**Stored entries**
start

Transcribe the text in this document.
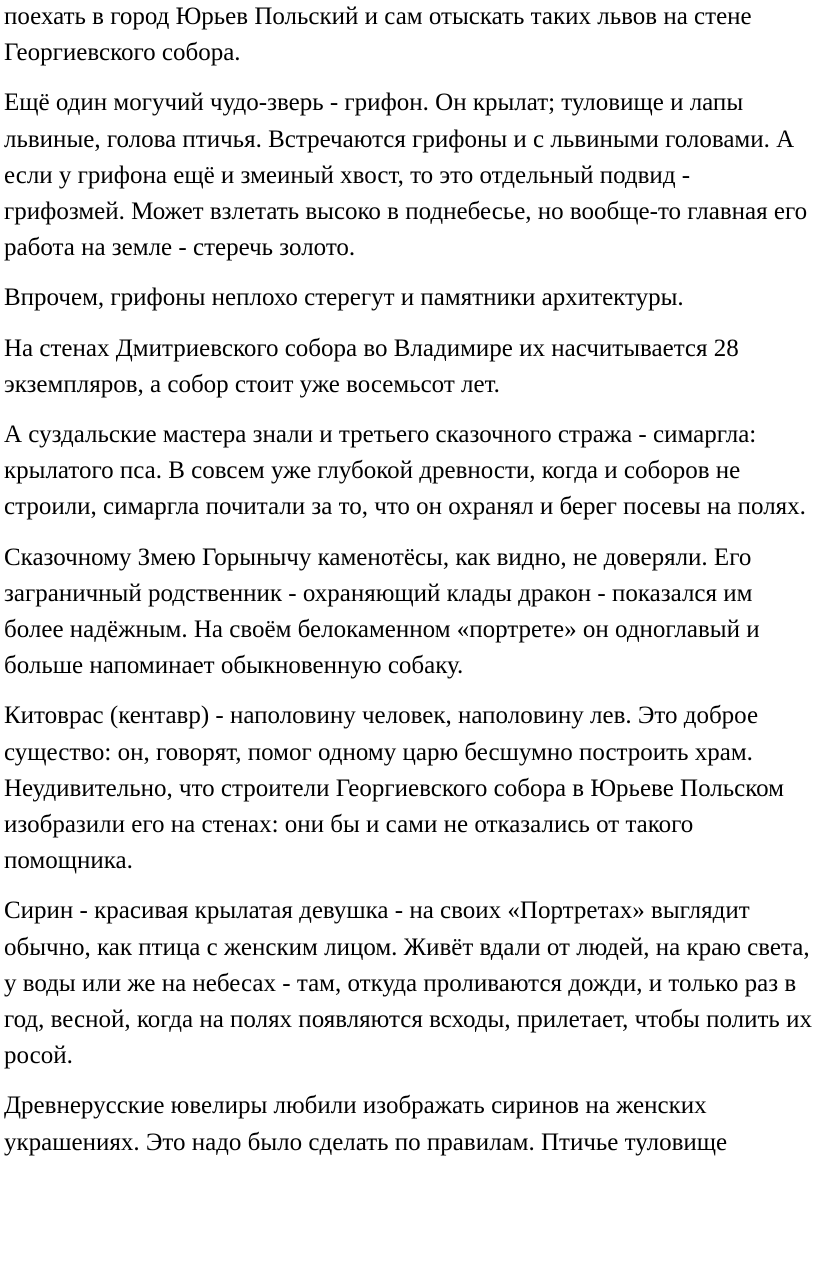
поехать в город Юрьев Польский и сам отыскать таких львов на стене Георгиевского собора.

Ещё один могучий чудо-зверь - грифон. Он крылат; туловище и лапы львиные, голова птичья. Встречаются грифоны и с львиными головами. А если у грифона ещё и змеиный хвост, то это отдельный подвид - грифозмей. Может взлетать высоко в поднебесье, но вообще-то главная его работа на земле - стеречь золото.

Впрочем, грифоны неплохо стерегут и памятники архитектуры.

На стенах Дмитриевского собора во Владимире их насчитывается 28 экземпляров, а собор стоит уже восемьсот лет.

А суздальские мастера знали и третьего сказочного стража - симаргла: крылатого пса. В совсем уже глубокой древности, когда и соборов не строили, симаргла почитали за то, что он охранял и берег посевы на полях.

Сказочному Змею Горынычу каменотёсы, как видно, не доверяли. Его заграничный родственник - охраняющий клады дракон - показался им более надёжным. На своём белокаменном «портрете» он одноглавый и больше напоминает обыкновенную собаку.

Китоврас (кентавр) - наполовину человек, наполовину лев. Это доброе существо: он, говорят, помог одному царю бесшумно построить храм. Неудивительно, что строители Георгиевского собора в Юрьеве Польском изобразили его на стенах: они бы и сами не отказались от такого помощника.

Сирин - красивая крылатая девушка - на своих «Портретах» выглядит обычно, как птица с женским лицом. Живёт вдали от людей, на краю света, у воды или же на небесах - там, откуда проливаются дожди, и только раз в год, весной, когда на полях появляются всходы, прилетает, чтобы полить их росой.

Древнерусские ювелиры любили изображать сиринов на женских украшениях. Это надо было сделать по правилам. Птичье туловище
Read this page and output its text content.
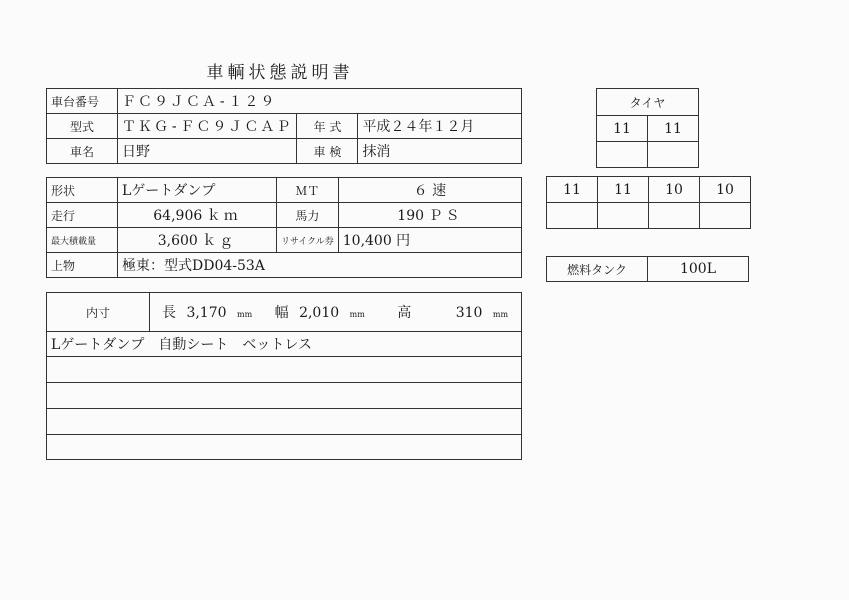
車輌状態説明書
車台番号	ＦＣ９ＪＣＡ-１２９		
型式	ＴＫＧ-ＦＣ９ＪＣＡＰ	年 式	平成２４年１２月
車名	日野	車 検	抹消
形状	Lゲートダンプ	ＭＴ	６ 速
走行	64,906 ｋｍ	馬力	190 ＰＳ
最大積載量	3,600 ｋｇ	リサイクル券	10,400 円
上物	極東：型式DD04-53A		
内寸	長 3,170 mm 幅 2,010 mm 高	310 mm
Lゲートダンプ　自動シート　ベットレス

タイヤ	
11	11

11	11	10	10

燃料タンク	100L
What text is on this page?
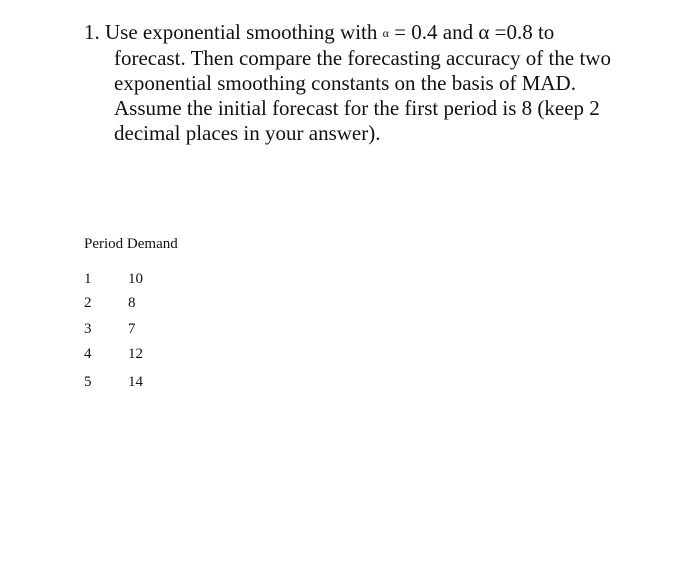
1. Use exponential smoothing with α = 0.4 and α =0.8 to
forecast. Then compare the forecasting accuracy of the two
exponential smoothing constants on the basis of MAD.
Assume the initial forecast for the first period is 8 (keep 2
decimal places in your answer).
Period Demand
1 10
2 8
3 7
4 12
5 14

end
start

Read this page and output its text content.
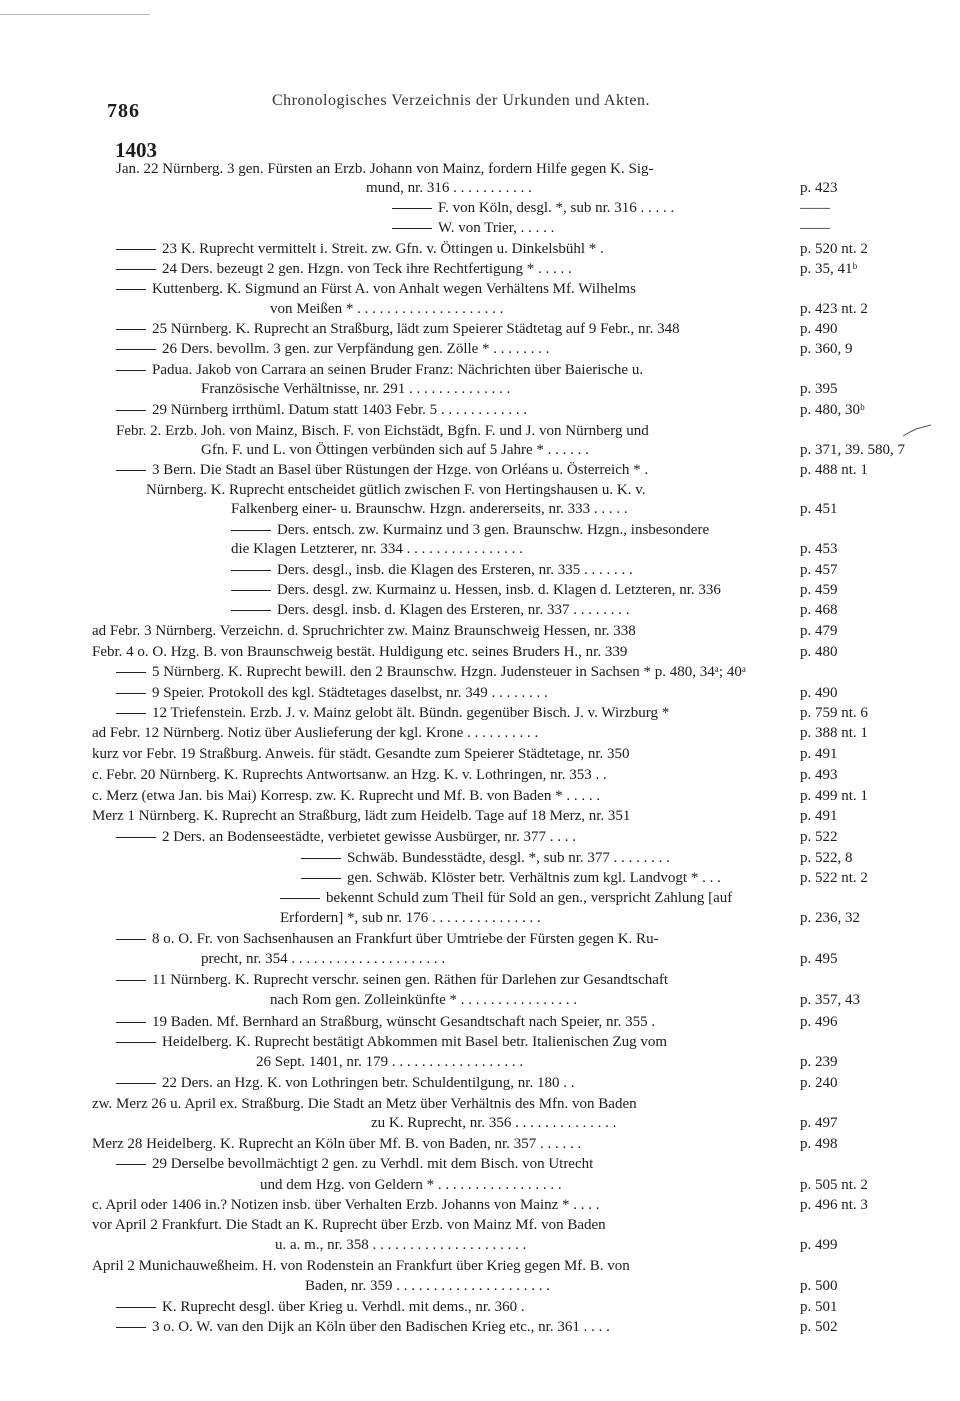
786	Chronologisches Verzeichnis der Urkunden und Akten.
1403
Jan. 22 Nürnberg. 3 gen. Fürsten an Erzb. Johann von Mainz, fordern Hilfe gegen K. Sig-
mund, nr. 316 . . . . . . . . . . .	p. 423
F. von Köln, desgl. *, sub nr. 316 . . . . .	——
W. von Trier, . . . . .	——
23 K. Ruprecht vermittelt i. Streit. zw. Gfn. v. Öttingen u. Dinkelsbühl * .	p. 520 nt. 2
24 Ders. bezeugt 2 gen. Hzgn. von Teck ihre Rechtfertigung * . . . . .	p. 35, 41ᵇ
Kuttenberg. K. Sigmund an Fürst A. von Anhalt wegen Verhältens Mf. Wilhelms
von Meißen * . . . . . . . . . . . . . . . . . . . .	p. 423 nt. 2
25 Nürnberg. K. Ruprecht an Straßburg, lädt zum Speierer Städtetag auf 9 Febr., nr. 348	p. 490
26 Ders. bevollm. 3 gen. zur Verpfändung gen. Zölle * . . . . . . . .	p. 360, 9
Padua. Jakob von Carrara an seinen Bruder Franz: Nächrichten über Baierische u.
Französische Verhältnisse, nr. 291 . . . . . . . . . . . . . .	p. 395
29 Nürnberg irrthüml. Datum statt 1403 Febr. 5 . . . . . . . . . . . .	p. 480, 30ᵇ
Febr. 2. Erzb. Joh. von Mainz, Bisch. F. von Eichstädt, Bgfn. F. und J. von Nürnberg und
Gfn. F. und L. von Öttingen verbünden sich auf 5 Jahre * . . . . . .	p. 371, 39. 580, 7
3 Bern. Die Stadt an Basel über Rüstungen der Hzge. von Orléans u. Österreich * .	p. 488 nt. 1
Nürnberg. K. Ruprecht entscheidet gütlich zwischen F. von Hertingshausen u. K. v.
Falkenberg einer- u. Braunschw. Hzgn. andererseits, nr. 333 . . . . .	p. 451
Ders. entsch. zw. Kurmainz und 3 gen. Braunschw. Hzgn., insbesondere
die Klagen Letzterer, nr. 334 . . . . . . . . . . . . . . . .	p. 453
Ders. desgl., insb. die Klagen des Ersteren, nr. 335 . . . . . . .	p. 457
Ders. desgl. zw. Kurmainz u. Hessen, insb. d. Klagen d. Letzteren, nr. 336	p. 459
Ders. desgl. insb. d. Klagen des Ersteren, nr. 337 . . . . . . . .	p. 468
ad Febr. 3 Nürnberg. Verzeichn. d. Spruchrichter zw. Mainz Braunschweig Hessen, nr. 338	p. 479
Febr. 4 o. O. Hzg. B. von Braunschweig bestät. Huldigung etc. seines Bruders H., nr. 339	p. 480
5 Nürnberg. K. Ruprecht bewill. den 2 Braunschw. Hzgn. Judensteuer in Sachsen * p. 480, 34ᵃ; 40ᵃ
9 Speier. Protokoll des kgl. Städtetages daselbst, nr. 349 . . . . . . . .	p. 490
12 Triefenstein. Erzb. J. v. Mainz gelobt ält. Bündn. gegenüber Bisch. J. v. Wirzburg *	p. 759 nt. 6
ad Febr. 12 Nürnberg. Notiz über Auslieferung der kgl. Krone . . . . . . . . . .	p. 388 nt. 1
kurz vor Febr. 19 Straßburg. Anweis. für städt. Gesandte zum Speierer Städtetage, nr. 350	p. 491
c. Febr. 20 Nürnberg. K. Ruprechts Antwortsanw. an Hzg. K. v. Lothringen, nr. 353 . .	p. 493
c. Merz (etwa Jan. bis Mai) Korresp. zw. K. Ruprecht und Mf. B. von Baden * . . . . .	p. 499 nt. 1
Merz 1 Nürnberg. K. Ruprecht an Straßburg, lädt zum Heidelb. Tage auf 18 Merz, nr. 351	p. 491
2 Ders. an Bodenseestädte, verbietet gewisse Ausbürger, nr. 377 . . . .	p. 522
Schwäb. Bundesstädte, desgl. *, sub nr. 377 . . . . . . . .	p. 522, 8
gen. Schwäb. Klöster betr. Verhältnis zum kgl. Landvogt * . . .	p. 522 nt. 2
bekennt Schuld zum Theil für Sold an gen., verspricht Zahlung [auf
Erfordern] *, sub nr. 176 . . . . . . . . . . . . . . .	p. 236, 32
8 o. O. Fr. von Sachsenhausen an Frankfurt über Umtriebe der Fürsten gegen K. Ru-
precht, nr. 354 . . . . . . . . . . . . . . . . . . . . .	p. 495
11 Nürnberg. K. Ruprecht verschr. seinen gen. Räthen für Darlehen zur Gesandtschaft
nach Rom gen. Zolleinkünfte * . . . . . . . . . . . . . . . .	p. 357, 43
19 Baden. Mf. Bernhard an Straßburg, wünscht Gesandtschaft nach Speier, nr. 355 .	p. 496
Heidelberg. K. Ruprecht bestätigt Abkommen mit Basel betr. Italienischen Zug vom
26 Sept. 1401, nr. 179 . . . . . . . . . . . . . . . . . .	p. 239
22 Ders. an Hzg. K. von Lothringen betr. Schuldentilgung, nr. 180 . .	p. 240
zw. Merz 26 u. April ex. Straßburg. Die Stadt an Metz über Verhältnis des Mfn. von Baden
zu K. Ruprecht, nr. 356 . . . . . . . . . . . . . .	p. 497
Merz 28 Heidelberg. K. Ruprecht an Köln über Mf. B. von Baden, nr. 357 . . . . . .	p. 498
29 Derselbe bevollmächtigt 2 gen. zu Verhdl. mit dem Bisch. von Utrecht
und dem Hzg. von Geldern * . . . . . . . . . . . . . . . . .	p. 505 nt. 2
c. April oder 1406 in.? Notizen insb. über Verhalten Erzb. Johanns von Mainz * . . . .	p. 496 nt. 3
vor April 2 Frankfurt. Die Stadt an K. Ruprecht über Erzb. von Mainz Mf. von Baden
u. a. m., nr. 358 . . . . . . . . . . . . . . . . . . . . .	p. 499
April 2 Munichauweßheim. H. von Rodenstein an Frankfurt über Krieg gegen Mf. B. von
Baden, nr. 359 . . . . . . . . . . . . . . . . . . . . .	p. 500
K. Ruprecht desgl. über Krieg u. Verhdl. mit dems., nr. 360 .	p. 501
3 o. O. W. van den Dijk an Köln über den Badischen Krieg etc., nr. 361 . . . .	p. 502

end

**INSTRUCTIONS FOR THE TASK**
Give every line of the material that includes the string "грифоны".

**SOLUTION FOR THIS EXERCISE**
Ещё один могучий чудо-зверь - грифон. Он крылат; туловище и лапы львиные, голова птичья. Встречаются грифоны и с львиными головами. А если у грифона ещё и змеиный хвост, то это отдельный подвид - грифозмей. Может взлетать высоко в поднебесье, но вообще-то главная его работа на земле - стеречь золото.
Впрочем, грифоны неплохо стерегут и памятники архитектуры.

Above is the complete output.